**** Excerpted records

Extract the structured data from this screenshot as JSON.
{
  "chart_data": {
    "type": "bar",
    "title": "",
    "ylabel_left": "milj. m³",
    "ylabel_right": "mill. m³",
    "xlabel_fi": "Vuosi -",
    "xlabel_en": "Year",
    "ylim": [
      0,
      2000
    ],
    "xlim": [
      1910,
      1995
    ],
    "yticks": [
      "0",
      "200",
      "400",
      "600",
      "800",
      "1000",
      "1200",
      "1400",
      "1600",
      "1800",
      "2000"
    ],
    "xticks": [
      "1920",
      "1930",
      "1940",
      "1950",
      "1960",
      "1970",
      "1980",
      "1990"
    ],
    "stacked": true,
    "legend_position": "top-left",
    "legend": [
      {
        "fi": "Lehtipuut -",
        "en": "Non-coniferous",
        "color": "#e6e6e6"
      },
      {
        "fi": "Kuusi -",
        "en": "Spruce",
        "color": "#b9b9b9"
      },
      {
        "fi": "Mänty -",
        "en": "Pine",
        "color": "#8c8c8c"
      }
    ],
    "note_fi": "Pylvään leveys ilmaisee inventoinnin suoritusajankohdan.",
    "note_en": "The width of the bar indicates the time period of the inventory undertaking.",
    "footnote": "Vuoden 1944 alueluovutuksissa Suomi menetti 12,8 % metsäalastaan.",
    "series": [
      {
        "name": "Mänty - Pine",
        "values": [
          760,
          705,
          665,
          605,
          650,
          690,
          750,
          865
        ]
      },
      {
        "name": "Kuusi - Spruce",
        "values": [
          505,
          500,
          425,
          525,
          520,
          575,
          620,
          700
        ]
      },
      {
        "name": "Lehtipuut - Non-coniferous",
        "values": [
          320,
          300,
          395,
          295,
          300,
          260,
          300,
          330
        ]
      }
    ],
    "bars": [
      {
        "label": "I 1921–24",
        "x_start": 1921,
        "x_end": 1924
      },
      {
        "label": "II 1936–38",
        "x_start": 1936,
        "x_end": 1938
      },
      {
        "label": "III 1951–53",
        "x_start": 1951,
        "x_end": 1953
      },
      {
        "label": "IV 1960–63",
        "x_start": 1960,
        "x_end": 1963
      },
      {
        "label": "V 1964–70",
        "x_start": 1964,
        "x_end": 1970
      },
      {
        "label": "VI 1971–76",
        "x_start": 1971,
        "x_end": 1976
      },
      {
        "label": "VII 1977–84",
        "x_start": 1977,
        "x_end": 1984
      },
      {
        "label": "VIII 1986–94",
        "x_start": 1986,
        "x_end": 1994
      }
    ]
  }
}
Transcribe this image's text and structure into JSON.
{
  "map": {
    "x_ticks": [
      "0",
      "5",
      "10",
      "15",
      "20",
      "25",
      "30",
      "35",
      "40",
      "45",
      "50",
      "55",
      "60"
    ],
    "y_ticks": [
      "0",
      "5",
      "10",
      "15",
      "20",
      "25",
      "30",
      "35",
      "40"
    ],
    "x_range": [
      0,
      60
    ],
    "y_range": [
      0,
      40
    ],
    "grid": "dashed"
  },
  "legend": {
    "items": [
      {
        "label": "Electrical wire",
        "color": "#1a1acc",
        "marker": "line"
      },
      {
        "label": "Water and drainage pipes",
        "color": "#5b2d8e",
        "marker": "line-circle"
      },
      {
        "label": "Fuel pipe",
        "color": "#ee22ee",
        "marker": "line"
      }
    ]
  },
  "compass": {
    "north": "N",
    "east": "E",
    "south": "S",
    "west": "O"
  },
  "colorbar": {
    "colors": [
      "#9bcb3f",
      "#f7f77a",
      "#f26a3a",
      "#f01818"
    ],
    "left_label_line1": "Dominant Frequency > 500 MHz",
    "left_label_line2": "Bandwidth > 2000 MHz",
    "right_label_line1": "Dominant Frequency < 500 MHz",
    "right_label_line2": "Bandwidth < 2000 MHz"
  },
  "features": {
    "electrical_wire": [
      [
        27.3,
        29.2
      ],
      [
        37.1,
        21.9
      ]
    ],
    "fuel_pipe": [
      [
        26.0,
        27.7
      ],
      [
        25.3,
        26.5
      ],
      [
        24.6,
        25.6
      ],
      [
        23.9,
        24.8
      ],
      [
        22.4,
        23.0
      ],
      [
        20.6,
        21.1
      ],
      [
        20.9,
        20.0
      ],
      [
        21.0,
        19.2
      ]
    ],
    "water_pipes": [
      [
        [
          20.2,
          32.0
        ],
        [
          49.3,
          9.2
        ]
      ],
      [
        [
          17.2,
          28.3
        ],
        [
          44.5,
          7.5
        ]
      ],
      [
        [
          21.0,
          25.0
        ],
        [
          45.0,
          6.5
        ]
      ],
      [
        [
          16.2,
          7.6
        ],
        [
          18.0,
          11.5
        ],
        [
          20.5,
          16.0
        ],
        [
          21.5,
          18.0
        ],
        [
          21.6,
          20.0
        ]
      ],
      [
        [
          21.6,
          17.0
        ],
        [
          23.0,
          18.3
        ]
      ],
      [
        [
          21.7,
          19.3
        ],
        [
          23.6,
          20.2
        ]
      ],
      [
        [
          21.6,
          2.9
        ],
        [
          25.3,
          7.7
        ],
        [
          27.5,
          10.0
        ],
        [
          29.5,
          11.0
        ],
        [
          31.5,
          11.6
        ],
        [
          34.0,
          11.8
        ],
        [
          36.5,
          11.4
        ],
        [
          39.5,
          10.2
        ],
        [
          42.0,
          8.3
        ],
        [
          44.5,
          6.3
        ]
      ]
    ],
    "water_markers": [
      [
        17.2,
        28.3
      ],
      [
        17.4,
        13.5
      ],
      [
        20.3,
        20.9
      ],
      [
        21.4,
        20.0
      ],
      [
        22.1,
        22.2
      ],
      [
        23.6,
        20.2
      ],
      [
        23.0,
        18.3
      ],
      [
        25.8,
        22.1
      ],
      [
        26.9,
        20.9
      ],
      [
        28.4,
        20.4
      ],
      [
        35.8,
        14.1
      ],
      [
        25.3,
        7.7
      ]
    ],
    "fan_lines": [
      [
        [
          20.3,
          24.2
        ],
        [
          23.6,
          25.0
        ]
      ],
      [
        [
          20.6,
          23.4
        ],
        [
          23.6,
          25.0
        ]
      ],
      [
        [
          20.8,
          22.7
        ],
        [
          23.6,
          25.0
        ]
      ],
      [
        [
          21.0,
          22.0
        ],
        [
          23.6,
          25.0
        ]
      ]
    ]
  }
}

********

Transcribe all of the lines in the records precisely.

Extract the structured data from this screenshot as JSON.
{
  "chart_data": {
    "type": "bar",
    "title": "",
    "ylabel_left": "milj. m³",
    "ylabel_right": "mill. m³",
    "xlabel_fi": "Vuosi -",
    "xlabel_en": "Year",
    "ylim": [
      0,
      2000
    ],
    "xlim": [
      1910,
      1995
    ],
    "yticks": [
      "0",
      "200",
      "400",
      "600",
      "800",
      "1000",
      "1200",
      "1400",
      "1600",
      "1800",
      "2000"
    ],
    "xticks": [
      "1920",
      "1930",
      "1940",
      "1950",
      "1960",
      "1970",
      "1980",
      "1990"
    ],
    "stacked": true,
    "legend_position": "top-left",
    "legend": [
      {
        "fi": "Lehtipuut -",
        "en": "Non-coniferous",
        "color": "#e6e6e6"
      },
      {
        "fi": "Kuusi -",
        "en": "Spruce",
        "color": "#b9b9b9"
      },
      {
        "fi": "Mänty -",
        "en": "Pine",
        "color": "#8c8c8c"
      }
    ],
    "note_fi": "Pylvään leveys ilmaisee inventoinnin suoritusajankohdan.",
    "note_en": "The width of the bar indicates the time period of the inventory undertaking.",
    "footnote": "Vuoden 1944 alueluovutuksissa Suomi menetti 12,8 % metsäalastaan.",
    "series": [
      {
        "name": "Mänty - Pine",
        "values": [
          760,
          705,
          665,
          605,
          650,
          690,
          750,
          865
        ]
      },
      {
        "name": "Kuusi - Spruce",
        "values": [
          505,
          500,
          425,
          525,
          520,
          575,
          620,
          700
        ]
      },
      {
        "name": "Lehtipuut - Non-coniferous",
        "values": [
          320,
          300,
          395,
          295,
          300,
          260,
          300,
          330
        ]
      }
    ],
    "bars": [
      {
        "label": "I 1921–24",
        "x_start": 1921,
        "x_end": 1924
      },
      {
        "label": "II 1936–38",
        "x_start": 1936,
        "x_end": 1938
      },
      {
        "label": "III 1951–53",
        "x_start": 1951,
        "x_end": 1953
      },
      {
        "label": "IV 1960–63",
        "x_start": 1960,
        "x_end": 1963
      },
      {
        "label": "V 1964–70",
        "x_start": 1964,
        "x_end": 1970
      },
      {
        "label": "VI 1971–76",
        "x_start": 1971,
        "x_end": 1976
      },
      {
        "label": "VII 1977–84",
        "x_start": 1977,
        "x_end": 1984
      },
      {
        "label": "VIII 1986–94",
        "x_start": 1986,
        "x_end": 1994
      }
    ]
  }
}
Transcribe this image's text and structure into JSON.
{
  "map": {
    "x_ticks": [
      "0",
      "5",
      "10",
      "15",
      "20",
      "25",
      "30",
      "35",
      "40",
      "45",
      "50",
      "55",
      "60"
    ],
    "y_ticks": [
      "0",
      "5",
      "10",
      "15",
      "20",
      "25",
      "30",
      "35",
      "40"
    ],
    "x_range": [
      0,
      60
    ],
    "y_range": [
      0,
      40
    ],
    "grid": "dashed"
  },
  "legend": {
    "items": [
      {
        "label": "Electrical wire",
        "color": "#1a1acc",
        "marker": "line"
      },
      {
        "label": "Water and drainage pipes",
        "color": "#5b2d8e",
        "marker": "line-circle"
      },
      {
        "label": "Fuel pipe",
        "color": "#ee22ee",
        "marker": "line"
      }
    ]
  },
  "compass": {
    "north": "N",
    "east": "E",
    "south": "S",
    "west": "O"
  },
  "colorbar": {
    "colors": [
      "#9bcb3f",
      "#f7f77a",
      "#f26a3a",
      "#f01818"
    ],
    "left_label_line1": "Dominant Frequency > 500 MHz",
    "left_label_line2": "Bandwidth > 2000 MHz",
    "right_label_line1": "Dominant Frequency < 500 MHz",
    "right_label_line2": "Bandwidth < 2000 MHz"
  },
  "features": {
    "electrical_wire": [
      [
        27.3,
        29.2
      ],
      [
        37.1,
        21.9
      ]
    ],
    "fuel_pipe": [
      [
        26.0,
        27.7
      ],
      [
        25.3,
        26.5
      ],
      [
        24.6,
        25.6
      ],
      [
        23.9,
        24.8
      ],
      [
        22.4,
        23.0
      ],
      [
        20.6,
        21.1
      ],
      [
        20.9,
        20.0
      ],
      [
        21.0,
        19.2
      ]
    ],
    "water_pipes": [
      [
        [
          20.2,
          32.0
        ],
        [
          49.3,
          9.2
        ]
      ],
      [
        [
          17.2,
          28.3
        ],
        [
          44.5,
          7.5
        ]
      ],
      [
        [
          21.0,
          25.0
        ],
        [
          45.0,
          6.5
        ]
      ],
      [
        [
          16.2,
          7.6
        ],
        [
          18.0,
          11.5
        ],
        [
          20.5,
          16.0
        ],
        [
          21.5,
          18.0
        ],
        [
          21.6,
          20.0
        ]
      ],
      [
        [
          21.6,
          17.0
        ],
        [
          23.0,
          18.3
        ]
      ],
      [
        [
          21.7,
          19.3
        ],
        [
          23.6,
          20.2
        ]
      ],
      [
        [
          21.6,
          2.9
        ],
        [
          25.3,
          7.7
        ],
        [
          27.5,
          10.0
        ],
        [
          29.5,
          11.0
        ],
        [
          31.5,
          11.6
        ],
        [
          34.0,
          11.8
        ],
        [
          36.5,
          11.4
        ],
        [
          39.5,
          10.2
        ],
        [
          42.0,
          8.3
        ],
        [
          44.5,
          6.3
        ]
      ]
    ],
    "water_markers": [
      [
        17.2,
        28.3
      ],
      [
        17.4,
        13.5
      ],
      [
        20.3,
        20.9
      ],
      [
        21.4,
        20.0
      ],
      [
        22.1,
        22.2
      ],
      [
        23.6,
        20.2
      ],
      [
        23.0,
        18.3
      ],
      [
        25.8,
        22.1
      ],
      [
        26.9,
        20.9
      ],
      [
        28.4,
        20.4
      ],
      [
        35.8,
        14.1
      ],
      [
        25.3,
        7.7
      ]
    ],
    "fan_lines": [
      [
        [
          20.3,
          24.2
        ],
        [
          23.6,
          25.0
        ]
      ],
      [
        [
          20.6,
          23.4
        ],
        [
          23.6,
          25.0
        ]
      ],
      [
        [
          20.8,
          22.7
        ],
        [
          23.6,
          25.0
        ]
      ],
      [
        [
          21.0,
          22.0
        ],
        [
          23.6,
          25.0
        ]
      ]
    ]
  }
}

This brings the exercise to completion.